Reproduce the lines below verbatim, starting with the line containing "chevron-down-icon[interactable]: ▼ [531, 472, 549, 494]" and ending with the line containing "camera-number-8[interactable]: 8 [702, 255, 744, 291]", including both of those lines.

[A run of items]
——

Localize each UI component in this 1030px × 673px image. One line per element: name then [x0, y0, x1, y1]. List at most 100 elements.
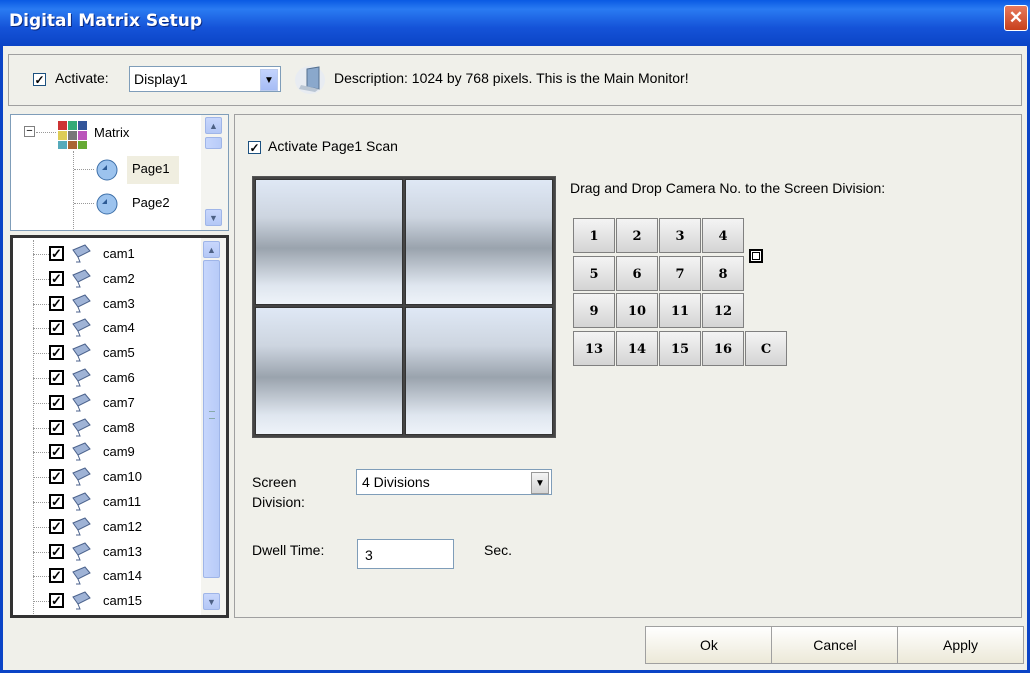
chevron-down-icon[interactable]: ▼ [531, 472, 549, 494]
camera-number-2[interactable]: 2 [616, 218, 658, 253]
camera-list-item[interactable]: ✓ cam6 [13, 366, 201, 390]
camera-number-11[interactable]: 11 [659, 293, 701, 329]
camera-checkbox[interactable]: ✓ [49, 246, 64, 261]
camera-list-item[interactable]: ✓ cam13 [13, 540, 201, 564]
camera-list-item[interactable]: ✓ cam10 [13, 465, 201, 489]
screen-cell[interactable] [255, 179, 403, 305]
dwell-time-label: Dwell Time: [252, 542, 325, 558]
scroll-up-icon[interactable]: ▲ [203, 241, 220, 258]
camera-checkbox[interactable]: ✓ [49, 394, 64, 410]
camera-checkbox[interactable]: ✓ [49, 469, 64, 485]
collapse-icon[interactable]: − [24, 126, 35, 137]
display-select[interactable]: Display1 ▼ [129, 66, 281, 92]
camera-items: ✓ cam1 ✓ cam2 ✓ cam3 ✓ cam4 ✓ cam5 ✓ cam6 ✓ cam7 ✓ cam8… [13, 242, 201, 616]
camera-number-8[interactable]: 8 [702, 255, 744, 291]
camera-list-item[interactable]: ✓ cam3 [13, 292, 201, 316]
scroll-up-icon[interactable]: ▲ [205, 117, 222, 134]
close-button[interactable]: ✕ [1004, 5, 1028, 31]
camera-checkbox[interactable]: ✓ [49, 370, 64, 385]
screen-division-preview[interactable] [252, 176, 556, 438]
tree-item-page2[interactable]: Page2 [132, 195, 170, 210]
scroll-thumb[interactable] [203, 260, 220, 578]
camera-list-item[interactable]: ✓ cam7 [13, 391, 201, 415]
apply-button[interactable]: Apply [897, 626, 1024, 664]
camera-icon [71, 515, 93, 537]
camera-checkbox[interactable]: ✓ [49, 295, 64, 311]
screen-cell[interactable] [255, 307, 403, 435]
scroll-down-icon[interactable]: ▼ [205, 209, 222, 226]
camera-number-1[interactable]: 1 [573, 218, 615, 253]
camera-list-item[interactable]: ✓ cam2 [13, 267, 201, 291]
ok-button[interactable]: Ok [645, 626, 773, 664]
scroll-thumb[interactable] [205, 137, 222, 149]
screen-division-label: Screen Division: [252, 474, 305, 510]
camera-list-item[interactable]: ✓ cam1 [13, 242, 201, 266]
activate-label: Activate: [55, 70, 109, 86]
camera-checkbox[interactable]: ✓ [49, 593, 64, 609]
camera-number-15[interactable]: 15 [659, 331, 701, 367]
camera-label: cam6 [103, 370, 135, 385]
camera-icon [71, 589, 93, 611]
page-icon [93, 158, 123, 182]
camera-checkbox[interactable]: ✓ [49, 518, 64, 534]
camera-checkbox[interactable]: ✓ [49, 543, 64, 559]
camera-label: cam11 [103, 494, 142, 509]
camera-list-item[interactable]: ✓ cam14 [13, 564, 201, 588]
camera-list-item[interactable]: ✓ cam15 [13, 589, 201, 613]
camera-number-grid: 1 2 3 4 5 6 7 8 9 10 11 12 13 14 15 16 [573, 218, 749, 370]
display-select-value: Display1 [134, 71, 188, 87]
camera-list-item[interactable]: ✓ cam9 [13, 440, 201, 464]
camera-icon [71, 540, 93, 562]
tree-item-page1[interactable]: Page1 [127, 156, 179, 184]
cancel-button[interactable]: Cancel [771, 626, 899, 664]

——

EXERCISE RESULT —
chevron-down-icon[interactable]: ▼ [531, 472, 549, 494]
camera-number-2[interactable]: 2 [616, 218, 658, 253]
camera-list-item[interactable]: ✓ cam6 [13, 366, 201, 390]
camera-number-11[interactable]: 11 [659, 293, 701, 329]
camera-checkbox[interactable]: ✓ [49, 246, 64, 261]
camera-list-item[interactable]: ✓ cam13 [13, 540, 201, 564]
camera-list-item[interactable]: ✓ cam10 [13, 465, 201, 489]
screen-cell[interactable] [255, 179, 403, 305]
dwell-time-label: Dwell Time: [252, 542, 325, 558]
scroll-up-icon[interactable]: ▲ [203, 241, 220, 258]
camera-checkbox[interactable]: ✓ [49, 394, 64, 410]
camera-checkbox[interactable]: ✓ [49, 469, 64, 485]
collapse-icon[interactable]: − [24, 126, 35, 137]
display-select[interactable]: Display1 ▼ [129, 66, 281, 92]
camera-items: ✓ cam1 ✓ cam2 ✓ cam3 ✓ cam4 ✓ cam5 ✓ cam6 ✓ cam7 ✓ cam8… [13, 242, 201, 616]
camera-number-8[interactable]: 8 [702, 255, 744, 291]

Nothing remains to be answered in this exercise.